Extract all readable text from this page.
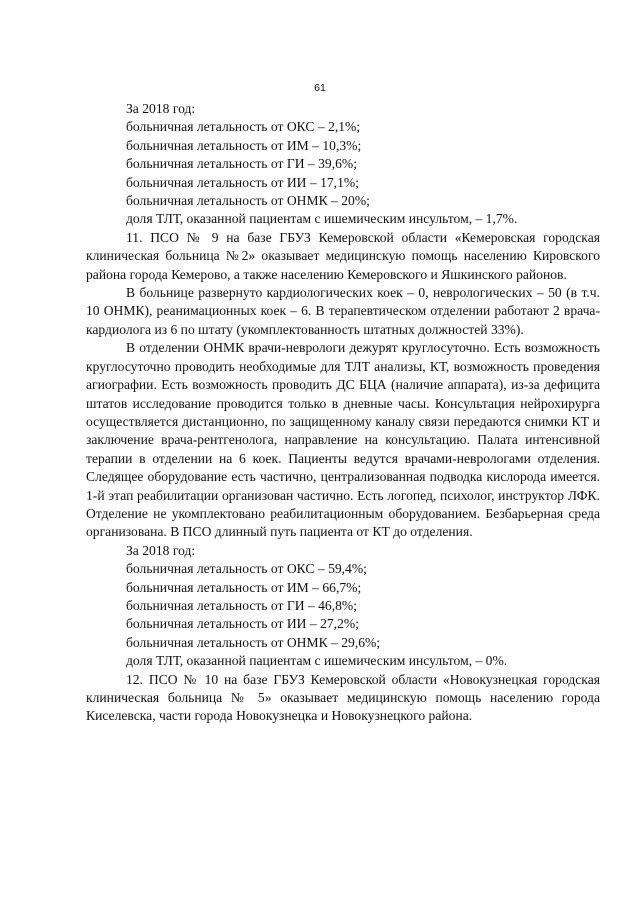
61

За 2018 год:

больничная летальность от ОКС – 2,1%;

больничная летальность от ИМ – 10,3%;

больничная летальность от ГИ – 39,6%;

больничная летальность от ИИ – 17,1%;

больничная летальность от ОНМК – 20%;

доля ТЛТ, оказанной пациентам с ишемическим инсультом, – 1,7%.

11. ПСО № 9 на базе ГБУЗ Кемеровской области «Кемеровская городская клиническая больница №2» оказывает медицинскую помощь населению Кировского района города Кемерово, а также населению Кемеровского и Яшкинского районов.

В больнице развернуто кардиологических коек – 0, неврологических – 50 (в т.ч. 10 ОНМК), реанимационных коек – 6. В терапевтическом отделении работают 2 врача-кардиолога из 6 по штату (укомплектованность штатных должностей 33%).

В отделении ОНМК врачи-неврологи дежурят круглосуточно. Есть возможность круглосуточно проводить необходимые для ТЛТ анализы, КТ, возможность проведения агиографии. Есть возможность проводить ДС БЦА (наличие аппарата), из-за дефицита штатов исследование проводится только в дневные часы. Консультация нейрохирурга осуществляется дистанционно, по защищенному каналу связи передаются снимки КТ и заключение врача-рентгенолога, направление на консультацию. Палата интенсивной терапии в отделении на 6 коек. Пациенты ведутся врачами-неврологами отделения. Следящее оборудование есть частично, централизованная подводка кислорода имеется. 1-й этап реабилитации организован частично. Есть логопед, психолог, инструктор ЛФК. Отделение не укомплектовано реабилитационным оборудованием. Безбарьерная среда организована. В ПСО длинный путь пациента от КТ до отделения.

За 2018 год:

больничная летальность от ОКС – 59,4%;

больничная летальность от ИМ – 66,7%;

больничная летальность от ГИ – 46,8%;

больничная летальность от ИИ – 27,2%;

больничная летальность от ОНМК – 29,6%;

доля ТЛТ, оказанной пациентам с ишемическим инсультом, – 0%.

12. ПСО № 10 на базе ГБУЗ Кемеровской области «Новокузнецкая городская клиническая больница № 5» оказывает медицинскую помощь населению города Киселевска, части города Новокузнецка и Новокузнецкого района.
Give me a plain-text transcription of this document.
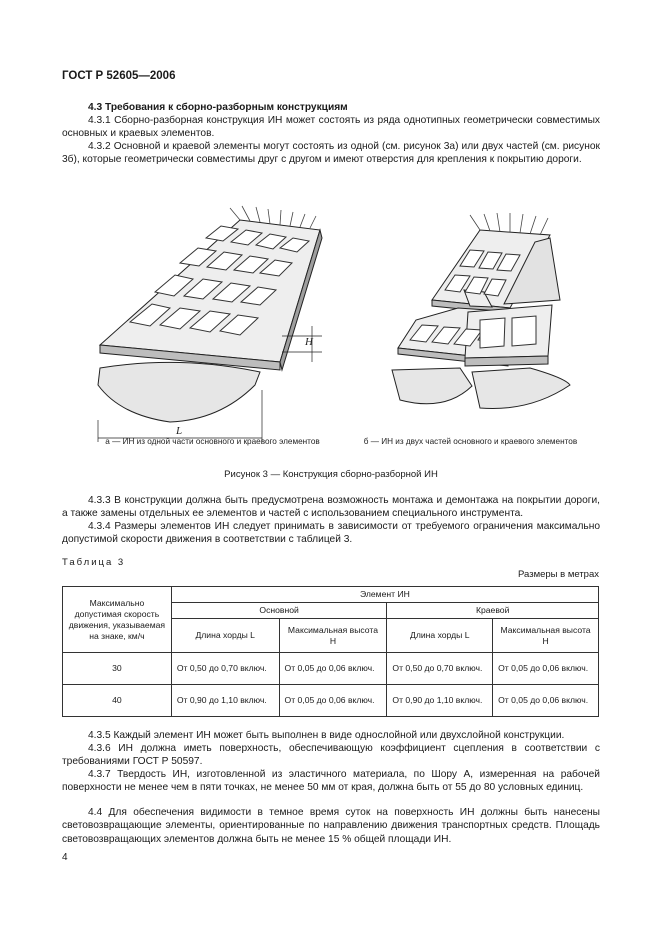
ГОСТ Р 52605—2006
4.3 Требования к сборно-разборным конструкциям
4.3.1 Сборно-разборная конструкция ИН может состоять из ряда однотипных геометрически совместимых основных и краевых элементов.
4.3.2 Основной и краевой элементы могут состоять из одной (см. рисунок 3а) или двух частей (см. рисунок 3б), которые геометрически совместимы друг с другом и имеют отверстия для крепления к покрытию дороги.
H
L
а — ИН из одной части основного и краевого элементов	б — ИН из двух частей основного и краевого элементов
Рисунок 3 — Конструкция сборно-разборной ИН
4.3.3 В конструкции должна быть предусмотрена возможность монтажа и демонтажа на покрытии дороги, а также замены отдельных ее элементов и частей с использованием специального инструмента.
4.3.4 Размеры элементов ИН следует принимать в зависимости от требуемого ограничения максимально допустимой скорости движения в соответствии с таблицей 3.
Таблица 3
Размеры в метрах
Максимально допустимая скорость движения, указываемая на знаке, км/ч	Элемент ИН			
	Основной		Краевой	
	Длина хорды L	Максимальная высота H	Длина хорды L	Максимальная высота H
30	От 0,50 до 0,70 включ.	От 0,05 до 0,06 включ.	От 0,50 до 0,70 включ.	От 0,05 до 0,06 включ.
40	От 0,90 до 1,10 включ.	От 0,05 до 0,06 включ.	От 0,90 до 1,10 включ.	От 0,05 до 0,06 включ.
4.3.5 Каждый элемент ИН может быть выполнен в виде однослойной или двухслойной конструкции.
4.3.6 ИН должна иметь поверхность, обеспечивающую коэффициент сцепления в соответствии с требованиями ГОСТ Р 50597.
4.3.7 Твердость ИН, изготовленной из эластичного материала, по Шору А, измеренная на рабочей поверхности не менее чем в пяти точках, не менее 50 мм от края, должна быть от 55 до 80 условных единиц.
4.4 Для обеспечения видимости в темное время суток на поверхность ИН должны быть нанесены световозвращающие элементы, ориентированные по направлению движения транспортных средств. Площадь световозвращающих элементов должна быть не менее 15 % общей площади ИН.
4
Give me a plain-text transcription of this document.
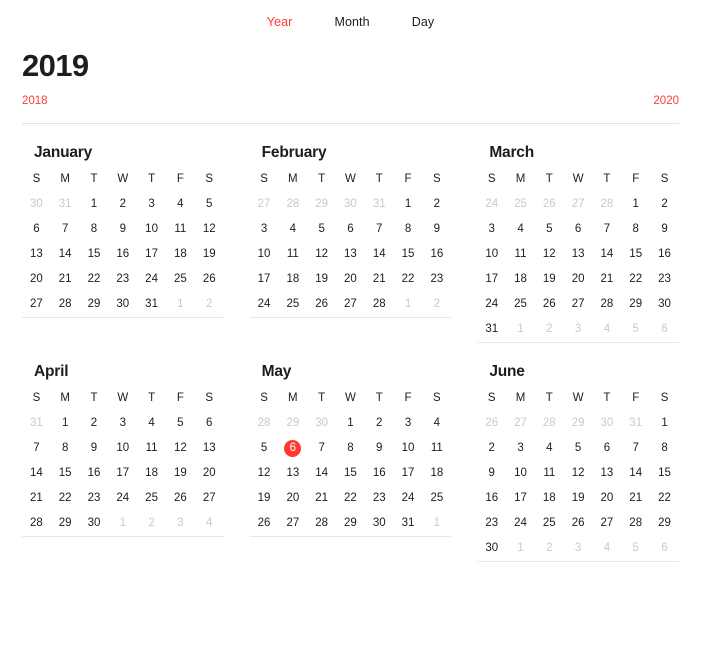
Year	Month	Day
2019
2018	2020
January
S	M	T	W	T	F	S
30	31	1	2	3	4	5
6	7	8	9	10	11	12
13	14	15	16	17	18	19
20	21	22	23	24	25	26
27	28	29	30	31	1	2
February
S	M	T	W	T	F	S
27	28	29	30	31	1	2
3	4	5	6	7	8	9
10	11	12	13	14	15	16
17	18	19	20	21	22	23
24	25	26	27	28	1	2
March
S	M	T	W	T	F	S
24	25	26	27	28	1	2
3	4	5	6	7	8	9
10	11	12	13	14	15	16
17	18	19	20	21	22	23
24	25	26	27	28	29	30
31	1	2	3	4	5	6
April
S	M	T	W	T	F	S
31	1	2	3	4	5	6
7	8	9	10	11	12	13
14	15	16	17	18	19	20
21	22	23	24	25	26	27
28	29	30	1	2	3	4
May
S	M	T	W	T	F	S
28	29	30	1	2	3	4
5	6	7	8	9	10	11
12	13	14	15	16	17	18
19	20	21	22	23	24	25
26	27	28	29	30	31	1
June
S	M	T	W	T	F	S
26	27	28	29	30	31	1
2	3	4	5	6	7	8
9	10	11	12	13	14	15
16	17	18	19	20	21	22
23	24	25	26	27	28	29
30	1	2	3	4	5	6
....................
## To be done
Set the data above down again exactly as given, with no pictures.

## Response to this exercise
Extract all readable text from this page.
61

За 2018 год:

больничная летальность от ОКС – 2,1%;

больничная летальность от ИМ – 10,3%;

больничная летальность от ГИ – 39,6%;

больничная летальность от ИИ – 17,1%;

больничная летальность от ОНМК – 20%;

доля ТЛТ, оказанной пациентам с ишемическим инсультом, – 1,7%.

11. ПСО № 9 на базе ГБУЗ Кемеровской области «Кемеровская городская клиническая больница №2» оказывает медицинскую помощь населению Кировского района города Кемерово, а также населению Кемеровского и Яшкинского районов.

В больнице развернуто кардиологических коек – 0, неврологических – 50 (в т.ч. 10 ОНМК), реанимационных коек – 6. В терапевтическом отделении работают 2 врача-кардиолога из 6 по штату (укомплектованность штатных должностей 33%).

В отделении ОНМК врачи-неврологи дежурят круглосуточно. Есть возможность круглосуточно проводить необходимые для ТЛТ анализы, КТ, возможность проведения агиографии. Есть возможность проводить ДС БЦА (наличие аппарата), из-за дефицита штатов исследование проводится только в дневные часы. Консультация нейрохирурга осуществляется дистанционно, по защищенному каналу связи передаются снимки КТ и заключение врача-рентгенолога, направление на консультацию. Палата интенсивной терапии в отделении на 6 коек. Пациенты ведутся врачами-неврологами отделения. Следящее оборудование есть частично, централизованная подводка кислорода имеется. 1-й этап реабилитации организован частично. Есть логопед, психолог, инструктор ЛФК. Отделение не укомплектовано реабилитационным оборудованием. Безбарьерная среда организована. В ПСО длинный путь пациента от КТ до отделения.

За 2018 год:

больничная летальность от ОКС – 59,4%;

больничная летальность от ИМ – 66,7%;

больничная летальность от ГИ – 46,8%;

больничная летальность от ИИ – 27,2%;

больничная летальность от ОНМК – 29,6%;

доля ТЛТ, оказанной пациентам с ишемическим инсультом, – 0%.

12. ПСО № 10 на базе ГБУЗ Кемеровской области «Новокузнецкая городская клиническая больница № 5» оказывает медицинскую помощь населению города Киселевска, части города Новокузнецка и Новокузнецкого района.
Give me a plain-text transcription of this document.
ГОСТ Р 52605—2006
4.3 Требования к сборно-разборным конструкциям
4.3.1 Сборно-разборная конструкция ИН может состоять из ряда однотипных геометрически совместимых основных и краевых элементов.
4.3.2 Основной и краевой элементы могут состоять из одной (см. рисунок 3а) или двух частей (см. рисунок 3б), которые геометрически совместимы друг с другом и имеют отверстия для крепления к покрытию дороги.
H
L
а — ИН из одной части основного и краевого элементов	б — ИН из двух частей основного и краевого элементов
Рисунок 3 — Конструкция сборно-разборной ИН
4.3.3 В конструкции должна быть предусмотрена возможность монтажа и демонтажа на покрытии дороги, а также замены отдельных ее элементов и частей с использованием специального инструмента.
4.3.4 Размеры элементов ИН следует принимать в зависимости от требуемого ограничения максимально допустимой скорости движения в соответствии с таблицей 3.
Таблица 3
Размеры в метрах
Максимально допустимая скорость движения, указываемая на знаке, км/ч	Элемент ИН			
	Основной		Краевой	
	Длина хорды L	Максимальная высота H	Длина хорды L	Максимальная высота H
30	От 0,50 до 0,70 включ.	От 0,05 до 0,06 включ.	От 0,50 до 0,70 включ.	От 0,05 до 0,06 включ.
40	От 0,90 до 1,10 включ.	От 0,05 до 0,06 включ.	От 0,90 до 1,10 включ.	От 0,05 до 0,06 включ.
4.3.5 Каждый элемент ИН может быть выполнен в виде однослойной или двухслойной конструкции.
4.3.6 ИН должна иметь поверхность, обеспечивающую коэффициент сцепления в соответствии с требованиями ГОСТ Р 50597.
4.3.7 Твердость ИН, изготовленной из эластичного материала, по Шору А, измеренная на рабочей поверхности не менее чем в пяти точках, не менее 50 мм от края, должна быть от 55 до 80 условных единиц.
4.4 Для обеспечения видимости в темное время суток на поверхность ИН должны быть нанесены световозвращающие элементы, ориентированные по направлению движения транспортных средств. Площадь световозвращающих элементов должна быть не менее 15 % общей площади ИН.
4
Give me a plain-text transcription of this document.
Year	Month	Day
2019
2018	2020
January
S	M	T	W	T	F	S
30	31	1	2	3	4	5
6	7	8	9	10	11	12
13	14	15	16	17	18	19
20	21	22	23	24	25	26
27	28	29	30	31	1	2
February
S	M	T	W	T	F	S
27	28	29	30	31	1	2
3	4	5	6	7	8	9
10	11	12	13	14	15	16
17	18	19	20	21	22	23
24	25	26	27	28	1	2
March
S	M	T	W	T	F	S
24	25	26	27	28	1	2
3	4	5	6	7	8	9
10	11	12	13	14	15	16
17	18	19	20	21	22	23
24	25	26	27	28	29	30
31	1	2	3	4	5	6
April
S	M	T	W	T	F	S
31	1	2	3	4	5	6
7	8	9	10	11	12	13
14	15	16	17	18	19	20
21	22	23	24	25	26	27
28	29	30	1	2	3	4
May
S	M	T	W	T	F	S
28	29	30	1	2	3	4
5	6	7	8	9	10	11
12	13	14	15	16	17	18
19	20	21	22	23	24	25
26	27	28	29	30	31	1
June
S	M	T	W	T	F	S
26	27	28	29	30	31	1
2	3	4	5	6	7	8
9	10	11	12	13	14	15
16	17	18	19	20	21	22
23	24	25	26	27	28	29
30	1	2	3	4	5	6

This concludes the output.